▶ **Task details**
Leave out the pictures and copy everything else below exactly.

-- Start --

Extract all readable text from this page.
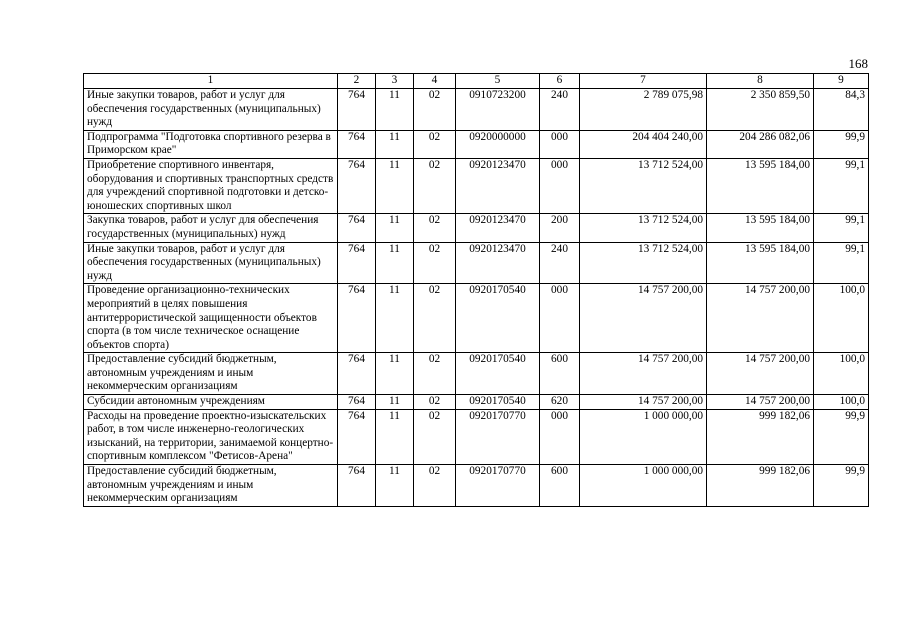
168
1	2	3	4	5	6	7	8	9
Иные закупки товаров, работ и услуг для обеспечения государственных (муниципальных) нужд	764	11	02	0910723200	240	2 789 075,98	2 350 859,50	84,3
Подпрограмма "Подготовка спортивного резерва в Приморском крае"	764	11	02	0920000000	000	204 404 240,00	204 286 082,06	99,9
Приобретение спортивного инвентаря, оборудования и спортивных транспортных средств для учреждений спортивной подготовки и детско-юношеских спортивных школ	764	11	02	0920123470	000	13 712 524,00	13 595 184,00	99,1
Закупка товаров, работ и услуг для обеспечения государственных (муниципальных) нужд	764	11	02	0920123470	200	13 712 524,00	13 595 184,00	99,1
Иные закупки товаров, работ и услуг для обеспечения государственных (муниципальных) нужд	764	11	02	0920123470	240	13 712 524,00	13 595 184,00	99,1
Проведение организационно-технических мероприятий в целях повышения антитеррористической защищенности объектов спорта (в том числе техническое оснащение объектов спорта)	764	11	02	0920170540	000	14 757 200,00	14 757 200,00	100,0
Предоставление субсидий бюджетным, автономным учреждениям и иным некоммерческим организациям	764	11	02	0920170540	600	14 757 200,00	14 757 200,00	100,0
Субсидии автономным учреждениям	764	11	02	0920170540	620	14 757 200,00	14 757 200,00	100,0
Расходы на проведение проектно-изыскательских работ, в том числе инженерно-геологических изысканий, на территории, занимаемой концертно-спортивным комплексом "Фетисов-Арена"	764	11	02	0920170770	000	1 000 000,00	999 182,06	99,9
Предоставление субсидий бюджетным, автономным учреждениям и иным некоммерческим организациям	764	11	02	0920170770	600	1 000 000,00	999 182,06	99,9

-- End --

▶ **Full solution**
Extract all readable text from this page.
168
1	2	3	4	5	6	7	8	9
Иные закупки товаров, работ и услуг для обеспечения государственных (муниципальных) нужд	764	11	02	0910723200	240	2 789 075,98	2 350 859,50	84,3
Подпрограмма "Подготовка спортивного резерва в Приморском крае"	764	11	02	0920000000	000	204 404 240,00	204 286 082,06	99,9
Приобретение спортивного инвентаря, оборудования и спортивных транспортных средств для учреждений спортивной подготовки и детско-юношеских спортивных школ	764	11	02	0920123470	000	13 712 524,00	13 595 184,00	99,1
Закупка товаров, работ и услуг для обеспечения государственных (муниципальных) нужд	764	11	02	0920123470	200	13 712 524,00	13 595 184,00	99,1
Иные закупки товаров, работ и услуг для обеспечения государственных (муниципальных) нужд	764	11	02	0920123470	240	13 712 524,00	13 595 184,00	99,1
Проведение организационно-технических мероприятий в целях повышения антитеррористической защищенности объектов спорта (в том числе техническое оснащение объектов спорта)	764	11	02	0920170540	000	14 757 200,00	14 757 200,00	100,0
Предоставление субсидий бюджетным, автономным учреждениям и иным некоммерческим организациям	764	11	02	0920170540	600	14 757 200,00	14 757 200,00	100,0
Субсидии автономным учреждениям	764	11	02	0920170540	620	14 757 200,00	14 757 200,00	100,0
Расходы на проведение проектно-изыскательских работ, в том числе инженерно-геологических изысканий, на территории, занимаемой концертно-спортивным комплексом "Фетисов-Арена"	764	11	02	0920170770	000	1 000 000,00	999 182,06	99,9
Предоставление субсидий бюджетным, автономным учреждениям и иным некоммерческим организациям	764	11	02	0920170770	600	1 000 000,00	999 182,06	99,9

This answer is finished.